• **Exercise task**
Return the material exactly as supplied, apart from the pictures, which are omitted.

"""

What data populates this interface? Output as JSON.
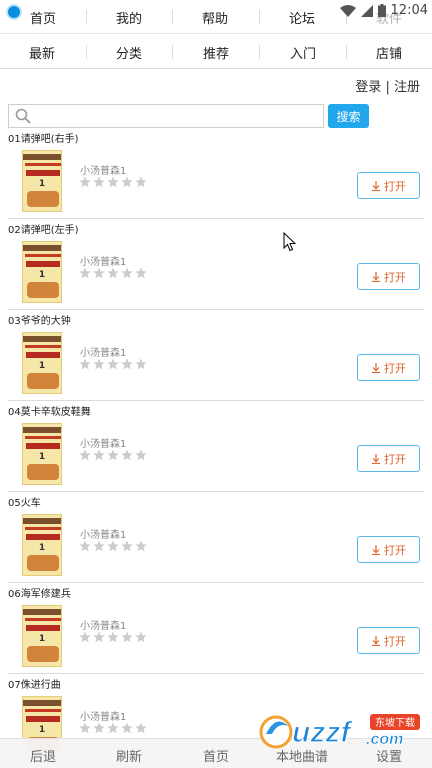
{
  "topnav": {
    "items": [
      "首页",
      "我的",
      "帮助",
      "论坛",
      "软件"
    ],
    "time": "12:04"
  },
  "categories": [
    "最新",
    "分类",
    "推荐",
    "入门",
    "店铺"
  ],
  "auth": {
    "login": "登录",
    "separator": "|",
    "register": "注册"
  },
  "search": {
    "placeholder": "",
    "button": "搜索"
  },
  "list": [
    {
      "title": "01请弹吧(右手)",
      "book": "小汤普森1",
      "rating": 0,
      "cover_number": "1",
      "action": "打开"
    },
    {
      "title": "02请弹吧(左手)",
      "book": "小汤普森1",
      "rating": 0,
      "cover_number": "1",
      "action": "打开"
    },
    {
      "title": "03爷爷的大钟",
      "book": "小汤普森1",
      "rating": 0,
      "cover_number": "1",
      "action": "打开"
    },
    {
      "title": "04莫卡辛软皮鞋舞",
      "book": "小汤普森1",
      "rating": 0,
      "cover_number": "1",
      "action": "打开"
    },
    {
      "title": "05火车",
      "book": "小汤普森1",
      "rating": 0,
      "cover_number": "1",
      "action": "打开"
    },
    {
      "title": "06海军修建兵",
      "book": "小汤普森1",
      "rating": 0,
      "cover_number": "1",
      "action": "打开"
    },
    {
      "title": "07侏进行曲",
      "book": "小汤普森1",
      "rating": 0,
      "cover_number": "1",
      "action": ""
    }
  ],
  "bottombar": [
    "后退",
    "刷新",
    "首页",
    "本地曲谱",
    "设置"
  ],
  "watermark": {
    "text": "uzzf",
    "domain": ".com",
    "tag": "东坡下载"
  },
  "colors": {
    "accent": "#22a7ec",
    "open_text": "#e0622a",
    "open_border": "#5bb8e8",
    "star_empty": "#cccccc"
  }
}
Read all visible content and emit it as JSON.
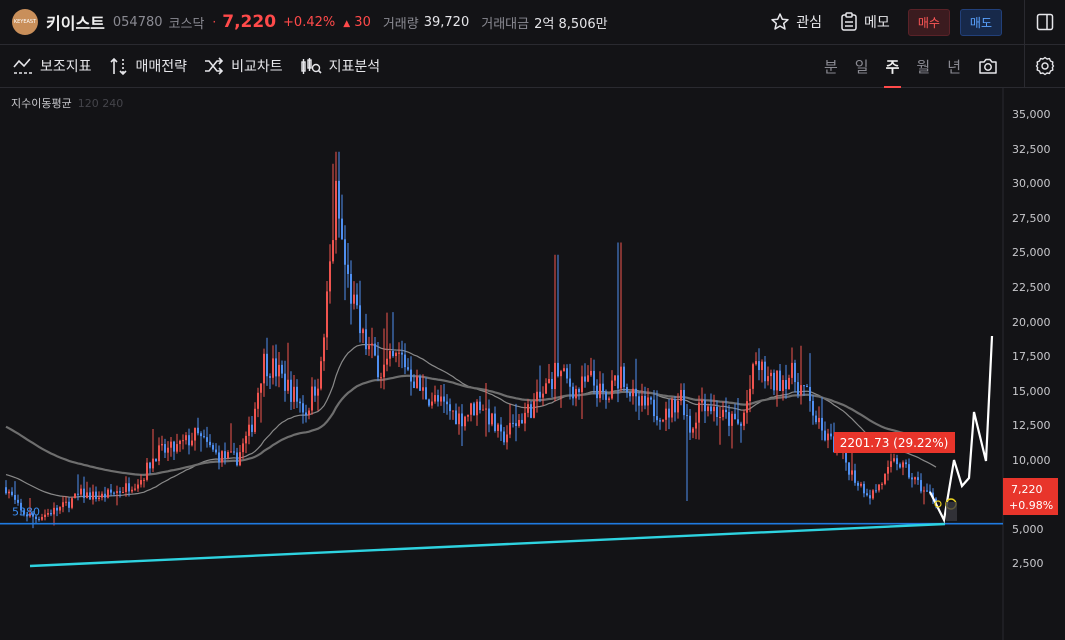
{
  "header": {
    "logo_text": "KEYEAST",
    "name": "키이스트",
    "code": "054780",
    "market": "코스닥",
    "dot": "·",
    "price": "7,220",
    "change_pct": "+0.42%",
    "change_arrow": "▲",
    "change_val": "30",
    "volume_label": "거래량",
    "volume": "39,720",
    "amount_label": "거래대금",
    "amount": "2억 8,506만",
    "watch_label": "관심",
    "memo_label": "메모",
    "buy_label": "매수",
    "sell_label": "매도"
  },
  "toolbar": {
    "items": [
      "보조지표",
      "매매전략",
      "비교차트",
      "지표분석"
    ],
    "periods": [
      "분",
      "일",
      "주",
      "월",
      "년"
    ],
    "active_period": "주"
  },
  "legend": {
    "title": "지수이동평균",
    "params": "120 240"
  },
  "chart_data": {
    "type": "candlestick",
    "y_ticks": [
      "35,000",
      "32,500",
      "30,000",
      "27,500",
      "25,000",
      "22,500",
      "20,000",
      "17,500",
      "15,000",
      "12,500",
      "10,000",
      "7,500",
      "5,000",
      "2,500"
    ],
    "y_tick_values": [
      35000,
      32500,
      30000,
      27500,
      25000,
      22500,
      20000,
      17500,
      15000,
      12500,
      10000,
      7500,
      5000,
      2500
    ],
    "support_level": 5380,
    "support_label": "5380",
    "annotation_label": "2201.73 (29.22%)",
    "current_price_label": "7,220",
    "current_change_label": "+0.98%",
    "colors": {
      "up": "#f0544f",
      "down": "#4f8ff0",
      "support": "#1f7ae0",
      "trend": "#2ed3e0",
      "projection": "#ffffff",
      "annotation": "#e8352b"
    }
  }
}
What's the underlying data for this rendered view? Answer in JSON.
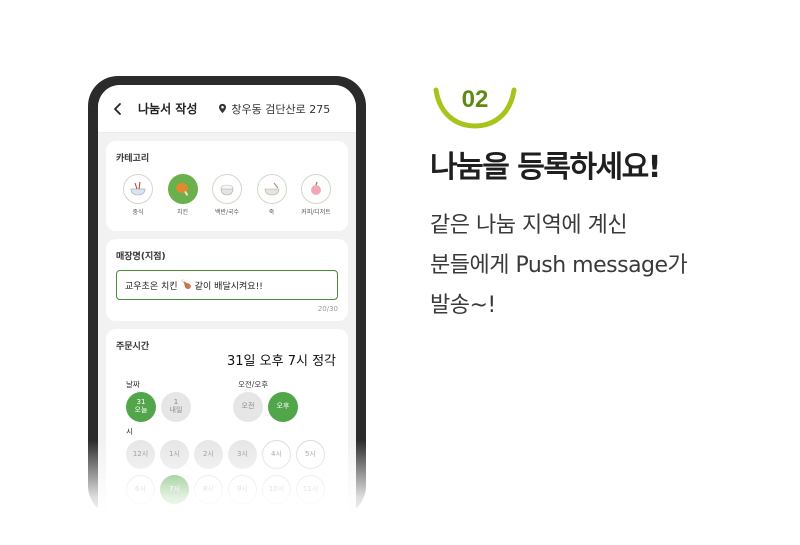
{
  "app": {
    "header": {
      "title": "나눔서 작성",
      "location": "창우동 검단산로 275"
    },
    "category": {
      "label": "카테고리",
      "items": [
        {
          "label": "중식",
          "icon": "noodle-bowl-icon",
          "selected": false
        },
        {
          "label": "치킨",
          "icon": "chicken-icon",
          "selected": true
        },
        {
          "label": "백반/국수",
          "icon": "rice-bowl-icon",
          "selected": false
        },
        {
          "label": "죽",
          "icon": "porridge-icon",
          "selected": false
        },
        {
          "label": "커피/디저트",
          "icon": "dessert-icon",
          "selected": false
        }
      ]
    },
    "store": {
      "label": "매장명(지점)",
      "value_before": "교우초온 치킨",
      "value_after": "같이 배달시켜요!!",
      "counter": "20/30"
    },
    "order_time": {
      "label": "주문시간",
      "summary": "31일 오후 7시 정각",
      "date_label": "날짜",
      "ampm_label": "오전/오후",
      "dates": [
        {
          "line1": "31",
          "line2": "오늘",
          "selected": true
        },
        {
          "line1": "1",
          "line2": "내일",
          "selected": false
        }
      ],
      "ampm": [
        {
          "label": "오전",
          "selected": false
        },
        {
          "label": "오후",
          "selected": true
        }
      ],
      "hour_label": "시",
      "hours_row1": [
        "12시",
        "1시",
        "2시",
        "3시",
        "4시",
        "5시"
      ],
      "hours_row2": [
        "6시",
        "7시",
        "8시",
        "9시",
        "10시",
        "11시"
      ],
      "selected_hour": "7시"
    }
  },
  "promo": {
    "step": "02",
    "headline": "나눔을 등록하세요!",
    "desc_line1": "같은 나눔 지역에 계신",
    "desc_line2": "분들에게 Push message가",
    "desc_line3": "발송~!"
  },
  "colors": {
    "accent_green": "#52a64a",
    "step_green": "#5e8a14",
    "arc_green": "#a8c41c",
    "phone_frame": "#2b2b2b"
  }
}
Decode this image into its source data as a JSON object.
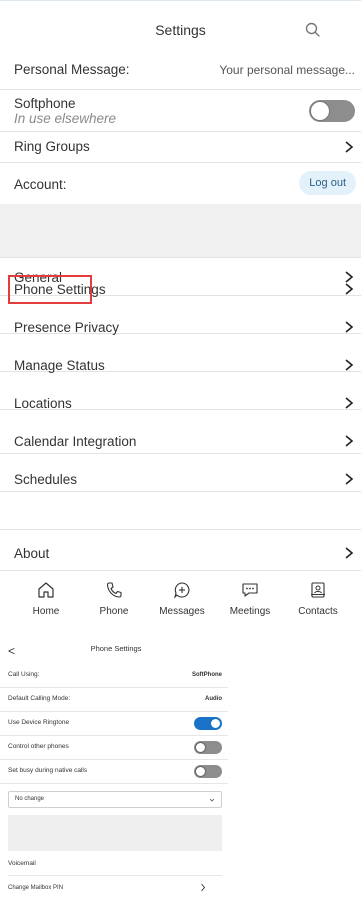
{
  "settings": {
    "title": "Settings",
    "rows": {
      "personal_message_label": "Personal Message:",
      "personal_message_value": "Your personal message...",
      "softphone_label": "Softphone",
      "softphone_sub": "In use elsewhere",
      "ring_groups": "Ring Groups",
      "account_label": "Account:",
      "logout": "Log out",
      "general": "General",
      "phone_settings": "Phone Settings",
      "presence_privacy": "Presence Privacy",
      "manage_status": "Manage Status",
      "locations": "Locations",
      "calendar_integration": "Calendar Integration",
      "schedules": "Schedules",
      "about": "About"
    },
    "softphone_toggle_on": false,
    "highlight_color": "#e23c3c"
  },
  "nav": {
    "items": [
      {
        "label": "Home",
        "icon": "home-icon"
      },
      {
        "label": "Phone",
        "icon": "phone-icon"
      },
      {
        "label": "Messages",
        "icon": "messages-icon"
      },
      {
        "label": "Meetings",
        "icon": "meetings-icon"
      },
      {
        "label": "Contacts",
        "icon": "contacts-icon"
      }
    ]
  },
  "phone_settings": {
    "back": "<",
    "title": "Phone Settings",
    "call_using_label": "Call Using:",
    "call_using_value": "SoftPhone",
    "default_mode_label": "Default Calling Mode:",
    "default_mode_value": "Audio",
    "use_device_ringtone": "Use Device Ringtone",
    "use_device_ringtone_on": true,
    "control_other_phones": "Control other phones",
    "control_other_phones_on": false,
    "set_busy": "Set busy during native calls",
    "set_busy_on": false,
    "dropdown_value": "No change",
    "voicemail_heading": "Voicemail",
    "change_pin": "Change Mailbox PIN",
    "accent_color": "#1a73c9"
  }
}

"""

• **Output**
What data populates this interface? Output as JSON.
{
  "topnav": {
    "items": [
      "首页",
      "我的",
      "帮助",
      "论坛",
      "软件"
    ],
    "time": "12:04"
  },
  "categories": [
    "最新",
    "分类",
    "推荐",
    "入门",
    "店铺"
  ],
  "auth": {
    "login": "登录",
    "separator": "|",
    "register": "注册"
  },
  "search": {
    "placeholder": "",
    "button": "搜索"
  },
  "list": [
    {
      "title": "01请弹吧(右手)",
      "book": "小汤普森1",
      "rating": 0,
      "cover_number": "1",
      "action": "打开"
    },
    {
      "title": "02请弹吧(左手)",
      "book": "小汤普森1",
      "rating": 0,
      "cover_number": "1",
      "action": "打开"
    },
    {
      "title": "03爷爷的大钟",
      "book": "小汤普森1",
      "rating": 0,
      "cover_number": "1",
      "action": "打开"
    },
    {
      "title": "04莫卡辛软皮鞋舞",
      "book": "小汤普森1",
      "rating": 0,
      "cover_number": "1",
      "action": "打开"
    },
    {
      "title": "05火车",
      "book": "小汤普森1",
      "rating": 0,
      "cover_number": "1",
      "action": "打开"
    },
    {
      "title": "06海军修建兵",
      "book": "小汤普森1",
      "rating": 0,
      "cover_number": "1",
      "action": "打开"
    },
    {
      "title": "07侏进行曲",
      "book": "小汤普森1",
      "rating": 0,
      "cover_number": "1",
      "action": ""
    }
  ],
  "bottombar": [
    "后退",
    "刷新",
    "首页",
    "本地曲谱",
    "设置"
  ],
  "watermark": {
    "text": "uzzf",
    "domain": ".com",
    "tag": "东坡下载"
  },
  "colors": {
    "accent": "#22a7ec",
    "open_text": "#e0622a",
    "open_border": "#5bb8e8",
    "star_empty": "#cccccc"
  }
}
Read all visible content and emit it as JSON.
{
  "header": {
    "logo_text": "KEYEAST",
    "name": "키이스트",
    "code": "054780",
    "market": "코스닥",
    "dot": "·",
    "price": "7,220",
    "change_pct": "+0.42%",
    "change_arrow": "▲",
    "change_val": "30",
    "volume_label": "거래량",
    "volume": "39,720",
    "amount_label": "거래대금",
    "amount": "2억 8,506만",
    "watch_label": "관심",
    "memo_label": "메모",
    "buy_label": "매수",
    "sell_label": "매도"
  },
  "toolbar": {
    "items": [
      "보조지표",
      "매매전략",
      "비교차트",
      "지표분석"
    ],
    "periods": [
      "분",
      "일",
      "주",
      "월",
      "년"
    ],
    "active_period": "주"
  },
  "legend": {
    "title": "지수이동평균",
    "params": "120 240"
  },
  "chart_data": {
    "type": "candlestick",
    "y_ticks": [
      "35,000",
      "32,500",
      "30,000",
      "27,500",
      "25,000",
      "22,500",
      "20,000",
      "17,500",
      "15,000",
      "12,500",
      "10,000",
      "7,500",
      "5,000",
      "2,500"
    ],
    "y_tick_values": [
      35000,
      32500,
      30000,
      27500,
      25000,
      22500,
      20000,
      17500,
      15000,
      12500,
      10000,
      7500,
      5000,
      2500
    ],
    "support_level": 5380,
    "support_label": "5380",
    "annotation_label": "2201.73 (29.22%)",
    "current_price_label": "7,220",
    "current_change_label": "+0.98%",
    "colors": {
      "up": "#f0544f",
      "down": "#4f8ff0",
      "support": "#1f7ae0",
      "trend": "#2ed3e0",
      "projection": "#ffffff",
      "annotation": "#e8352b"
    }
  }
}
What's the underlying data for this rendered view? Answer in JSON.
{
  "app": {
    "header": {
      "title": "나눔서 작성",
      "location": "창우동 검단산로 275"
    },
    "category": {
      "label": "카테고리",
      "items": [
        {
          "label": "중식",
          "icon": "noodle-bowl-icon",
          "selected": false
        },
        {
          "label": "치킨",
          "icon": "chicken-icon",
          "selected": true
        },
        {
          "label": "백반/국수",
          "icon": "rice-bowl-icon",
          "selected": false
        },
        {
          "label": "죽",
          "icon": "porridge-icon",
          "selected": false
        },
        {
          "label": "커피/디저트",
          "icon": "dessert-icon",
          "selected": false
        }
      ]
    },
    "store": {
      "label": "매장명(지점)",
      "value_before": "교우초온 치킨",
      "value_after": "같이 배달시켜요!!",
      "counter": "20/30"
    },
    "order_time": {
      "label": "주문시간",
      "summary": "31일 오후 7시 정각",
      "date_label": "날짜",
      "ampm_label": "오전/오후",
      "dates": [
        {
          "line1": "31",
          "line2": "오늘",
          "selected": true
        },
        {
          "line1": "1",
          "line2": "내일",
          "selected": false
        }
      ],
      "ampm": [
        {
          "label": "오전",
          "selected": false
        },
        {
          "label": "오후",
          "selected": true
        }
      ],
      "hour_label": "시",
      "hours_row1": [
        "12시",
        "1시",
        "2시",
        "3시",
        "4시",
        "5시"
      ],
      "hours_row2": [
        "6시",
        "7시",
        "8시",
        "9시",
        "10시",
        "11시"
      ],
      "selected_hour": "7시"
    }
  },
  "promo": {
    "step": "02",
    "headline": "나눔을 등록하세요!",
    "desc_line1": "같은 나눔 지역에 계신",
    "desc_line2": "분들에게 Push message가",
    "desc_line3": "발송~!"
  },
  "colors": {
    "accent_green": "#52a64a",
    "step_green": "#5e8a14",
    "arc_green": "#a8c41c",
    "phone_frame": "#2b2b2b"
  }
}
Decode this image into its source data as a JSON object.
{
  "settings": {
    "title": "Settings",
    "rows": {
      "personal_message_label": "Personal Message:",
      "personal_message_value": "Your personal message...",
      "softphone_label": "Softphone",
      "softphone_sub": "In use elsewhere",
      "ring_groups": "Ring Groups",
      "account_label": "Account:",
      "logout": "Log out",
      "general": "General",
      "phone_settings": "Phone Settings",
      "presence_privacy": "Presence Privacy",
      "manage_status": "Manage Status",
      "locations": "Locations",
      "calendar_integration": "Calendar Integration",
      "schedules": "Schedules",
      "about": "About"
    },
    "softphone_toggle_on": false,
    "highlight_color": "#e23c3c"
  },
  "nav": {
    "items": [
      {
        "label": "Home",
        "icon": "home-icon"
      },
      {
        "label": "Phone",
        "icon": "phone-icon"
      },
      {
        "label": "Messages",
        "icon": "messages-icon"
      },
      {
        "label": "Meetings",
        "icon": "meetings-icon"
      },
      {
        "label": "Contacts",
        "icon": "contacts-icon"
      }
    ]
  },
  "phone_settings": {
    "back": "<",
    "title": "Phone Settings",
    "call_using_label": "Call Using:",
    "call_using_value": "SoftPhone",
    "default_mode_label": "Default Calling Mode:",
    "default_mode_value": "Audio",
    "use_device_ringtone": "Use Device Ringtone",
    "use_device_ringtone_on": true,
    "control_other_phones": "Control other phones",
    "control_other_phones_on": false,
    "set_busy": "Set busy during native calls",
    "set_busy_on": false,
    "dropdown_value": "No change",
    "voicemail_heading": "Voicemail",
    "change_pin": "Change Mailbox PIN",
    "accent_color": "#1a73c9"
  }
}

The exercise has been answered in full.